Bounding box prediction data
□ □ □ □ □

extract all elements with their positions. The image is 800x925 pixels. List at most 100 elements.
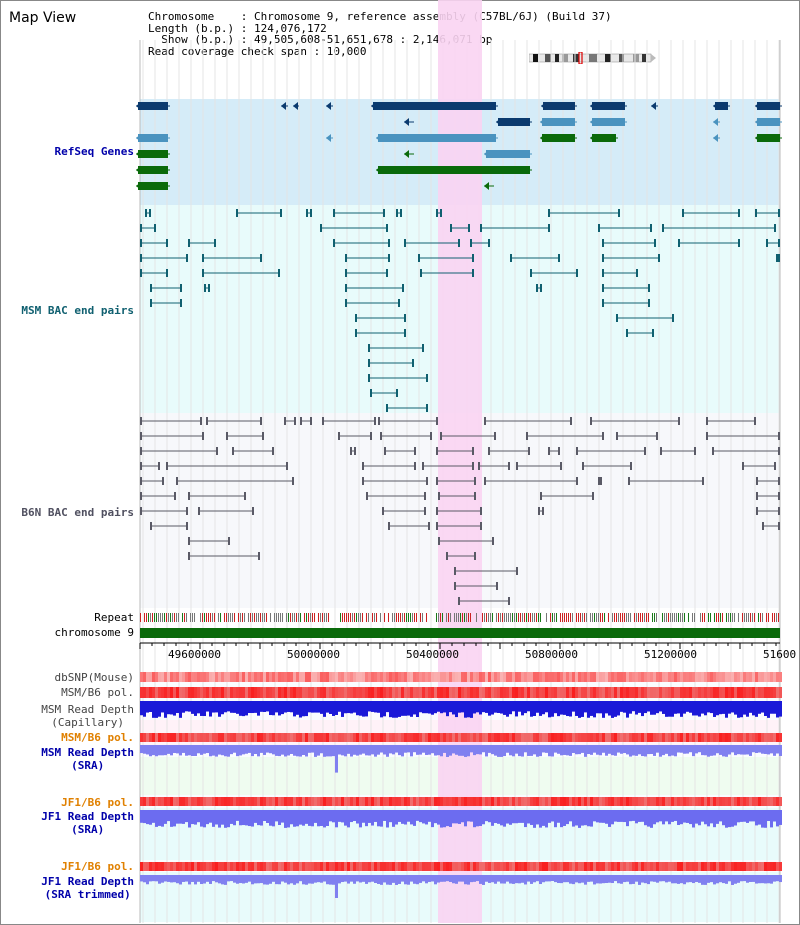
- bac-end-left: [712, 447, 714, 455]
- bac-end-left: [756, 507, 758, 515]
- gene-exon: [378, 134, 496, 142]
- bac-end-left: [756, 492, 758, 500]
- gene-arrow: [326, 102, 331, 110]
- bac-end-right: [592, 492, 594, 500]
- bac-end-right: [272, 447, 274, 455]
- gene-exon: [373, 102, 496, 110]
- bac-end-right: [424, 507, 426, 515]
- bac-end-left: [440, 432, 442, 440]
- axis-tick-label: 49600000: [168, 648, 221, 661]
- bac-end-left: [236, 209, 238, 217]
- label-msm-b6-pol-sra: MSM/B6 pol.: [61, 731, 134, 744]
- bac-end-right: [472, 269, 474, 277]
- bac-end-left: [458, 597, 460, 605]
- bac-end-left: [370, 389, 372, 397]
- gene-arrow: [376, 134, 381, 142]
- bac-end-right: [228, 537, 230, 545]
- bac-end-left: [362, 477, 364, 485]
- refseq-genes[interactable]: [136, 102, 782, 190]
- chromosome-ideogram[interactable]: [529, 52, 657, 64]
- bac-end-right: [672, 314, 674, 322]
- bac-end-right: [430, 432, 432, 440]
- bac-end-left: [338, 432, 340, 440]
- bac-end-right: [774, 462, 776, 470]
- bac-end-left: [540, 492, 542, 500]
- bac-end-right: [436, 417, 438, 425]
- bac-end-right: [508, 462, 510, 470]
- bac-end-left: [436, 477, 438, 485]
- bac-end-right: [216, 447, 218, 455]
- bac-end-left: [446, 552, 448, 560]
- bac-end-right: [440, 209, 442, 217]
- bac-end-left: [140, 462, 142, 470]
- bac-end-left: [602, 269, 604, 277]
- gene-arrow: [540, 118, 545, 126]
- bac-end-left: [510, 254, 512, 262]
- bac-end-right: [286, 462, 288, 470]
- bac-end-right: [754, 417, 756, 425]
- bac-end-left: [368, 344, 370, 352]
- label-msm-depth-cap: MSM Read Depth (Capillary): [41, 703, 134, 729]
- bac-end-left: [382, 507, 384, 515]
- bac-end-left: [368, 374, 370, 382]
- bac-end-right: [738, 239, 740, 247]
- label-chromosome: chromosome 9: [54, 626, 134, 639]
- bac-end-left: [436, 507, 438, 515]
- bac-end-right: [474, 552, 476, 560]
- bac-end-left: [396, 209, 398, 217]
- gene-arrow: [590, 102, 595, 110]
- bac-end-right: [778, 477, 780, 485]
- gene-arrow: [590, 134, 595, 142]
- label-jf1-depth: JF1 Read Depth (SRA): [41, 810, 134, 836]
- bac-end-right: [158, 462, 160, 470]
- bac-end-left: [766, 239, 768, 247]
- bac-end-left: [188, 492, 190, 500]
- bac-end-right: [778, 432, 780, 440]
- bac-end-right: [474, 492, 476, 500]
- bac-end-right: [426, 477, 428, 485]
- polymorphism-heat-tracks: [140, 672, 782, 871]
- bac-end-right: [472, 462, 474, 470]
- bac-end-left: [198, 507, 200, 515]
- bac-end-left: [206, 417, 208, 425]
- bac-end-left: [616, 314, 618, 322]
- bac-end-right: [262, 432, 264, 440]
- bac-end-right: [244, 492, 246, 500]
- msm-bac-pairs[interactable]: [140, 209, 780, 412]
- bac-end-left: [626, 329, 628, 337]
- gene-exon: [138, 166, 168, 174]
- bac-end-right: [422, 344, 424, 352]
- b6n-bac-pairs[interactable]: [140, 417, 780, 605]
- bac-end-left: [602, 239, 604, 247]
- bac-end-left: [530, 269, 532, 277]
- info-length: Length (b.p.) : 124,076,172: [148, 21, 327, 35]
- bac-end-left: [188, 537, 190, 545]
- bac-end-left: [590, 417, 592, 425]
- bac-end-right: [396, 389, 398, 397]
- label-b6n-bac: B6N BAC end pairs: [21, 506, 134, 519]
- bac-end-left: [140, 239, 142, 247]
- label-repeat: Repeat: [94, 611, 134, 624]
- selected-region-highlight[interactable]: [438, 0, 482, 923]
- bac-end-left: [484, 477, 486, 485]
- bac-end-right: [472, 447, 474, 455]
- gene-exon: [715, 102, 728, 110]
- gene-exon: [592, 102, 625, 110]
- gene-exon: [757, 118, 780, 126]
- bac-end-right: [388, 254, 390, 262]
- bac-end-right: [186, 254, 188, 262]
- gene-exon: [138, 150, 168, 158]
- bac-end-left: [176, 477, 178, 485]
- bac-end-left: [306, 209, 308, 217]
- gene-arrow: [484, 150, 489, 158]
- bac-end-right: [600, 477, 602, 485]
- gene-exon: [543, 102, 575, 110]
- bac-end-right: [630, 462, 632, 470]
- repeat-track: [140, 613, 779, 622]
- bac-end-left: [660, 447, 662, 455]
- bac-end-right: [426, 404, 428, 412]
- bac-end-left: [548, 447, 550, 455]
- bac-end-left: [204, 284, 206, 292]
- bac-end-right: [280, 209, 282, 217]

□ □ □ □ □

Your copy of the records must match them exactly, except that no pictures appear in it.

extract all elements with their positions. The image is 800x925 pixels. List at most 100 elements.
- bac-end-left: [712, 447, 714, 455]
- bac-end-left: [756, 507, 758, 515]
- gene-exon: [378, 134, 496, 142]
- bac-end-left: [756, 492, 758, 500]
- gene-arrow: [326, 102, 331, 110]
- bac-end-right: [592, 492, 594, 500]
- bac-end-right: [272, 447, 274, 455]
- gene-exon: [373, 102, 496, 110]
- bac-end-right: [424, 507, 426, 515]
- bac-end-left: [440, 432, 442, 440]
- axis-tick-label: 49600000: [168, 648, 221, 661]
- bac-end-left: [236, 209, 238, 217]
- label-msm-b6-pol-sra: MSM/B6 pol.: [61, 731, 134, 744]
- bac-end-right: [472, 269, 474, 277]
- bac-end-left: [458, 597, 460, 605]
- bac-end-left: [370, 389, 372, 397]
- gene-arrow: [376, 134, 381, 142]
- bac-end-right: [228, 537, 230, 545]
- bac-end-left: [362, 477, 364, 485]
- refseq-genes[interactable]: [136, 102, 782, 190]
- chromosome-ideogram[interactable]: [529, 52, 657, 64]
- bac-end-right: [672, 314, 674, 322]
- bac-end-right: [430, 432, 432, 440]
- bac-end-left: [338, 432, 340, 440]
- bac-end-right: [774, 462, 776, 470]
- bac-end-left: [540, 492, 542, 500]
- bac-end-right: [436, 417, 438, 425]
- bac-end-right: [508, 462, 510, 470]
- bac-end-left: [436, 477, 438, 485]
- bac-end-right: [216, 447, 218, 455]
- bac-end-left: [446, 552, 448, 560]
- bac-end-right: [440, 209, 442, 217]
- bac-end-left: [140, 462, 142, 470]
- bac-end-left: [602, 269, 604, 277]
- gene-arrow: [540, 118, 545, 126]
- bac-end-left: [510, 254, 512, 262]
- bac-end-right: [286, 462, 288, 470]
- bac-end-right: [754, 417, 756, 425]
- bac-end-left: [368, 344, 370, 352]
- label-msm-depth-cap: MSM Read Depth (Capillary): [41, 703, 134, 729]
- bac-end-left: [382, 507, 384, 515]
- bac-end-left: [368, 374, 370, 382]
- bac-end-right: [738, 239, 740, 247]
- label-chromosome: chromosome 9: [54, 626, 134, 639]
- bac-end-left: [436, 507, 438, 515]
- bac-end-right: [474, 552, 476, 560]
- bac-end-left: [396, 209, 398, 217]
- gene-arrow: [590, 102, 595, 110]
- bac-end-right: [778, 477, 780, 485]
- gene-arrow: [590, 134, 595, 142]
- label-jf1-depth: JF1 Read Depth (SRA): [41, 810, 134, 836]
- bac-end-right: [158, 462, 160, 470]
- bac-end-left: [766, 239, 768, 247]
- bac-end-left: [188, 492, 190, 500]
- bac-end-right: [778, 432, 780, 440]
- bac-end-right: [474, 492, 476, 500]
- bac-end-right: [426, 477, 428, 485]
- polymorphism-heat-tracks: [140, 672, 782, 871]
- bac-end-right: [472, 462, 474, 470]
- bac-end-left: [198, 507, 200, 515]
- bac-end-left: [206, 417, 208, 425]
- bac-end-left: [616, 314, 618, 322]
- bac-end-right: [262, 432, 264, 440]
- bac-end-right: [244, 492, 246, 500]
- msm-bac-pairs[interactable]: [140, 209, 780, 412]
- bac-end-left: [626, 329, 628, 337]
- gene-exon: [138, 166, 168, 174]
- bac-end-right: [422, 344, 424, 352]
- b6n-bac-pairs[interactable]: [140, 417, 780, 605]
- bac-end-left: [602, 239, 604, 247]
- bac-end-left: [530, 269, 532, 277]
- info-length: Length (b.p.) : 124,076,172: [148, 21, 327, 35]
- bac-end-left: [188, 537, 190, 545]
- bac-end-left: [590, 417, 592, 425]
- bac-end-right: [396, 389, 398, 397]
- label-b6n-bac: B6N BAC end pairs: [21, 506, 134, 519]
- bac-end-left: [140, 239, 142, 247]
- label-repeat: Repeat: [94, 611, 134, 624]
- selected-region-highlight[interactable]: [438, 0, 482, 923]
- bac-end-left: [484, 477, 486, 485]
- bac-end-right: [472, 447, 474, 455]
- gene-exon: [715, 102, 728, 110]
- gene-exon: [592, 102, 625, 110]
- gene-exon: [757, 118, 780, 126]
- bac-end-right: [388, 254, 390, 262]
- bac-end-right: [186, 254, 188, 262]
- gene-exon: [138, 150, 168, 158]
- bac-end-left: [176, 477, 178, 485]
- bac-end-left: [306, 209, 308, 217]
- gene-arrow: [484, 150, 489, 158]
- bac-end-right: [600, 477, 602, 485]
- gene-exon: [543, 102, 575, 110]
- bac-end-right: [630, 462, 632, 470]
- repeat-track: [140, 613, 779, 622]
- bac-end-left: [660, 447, 662, 455]
- bac-end-right: [426, 404, 428, 412]
- bac-end-left: [548, 447, 550, 455]
- bac-end-left: [204, 284, 206, 292]
- bac-end-right: [280, 209, 282, 217]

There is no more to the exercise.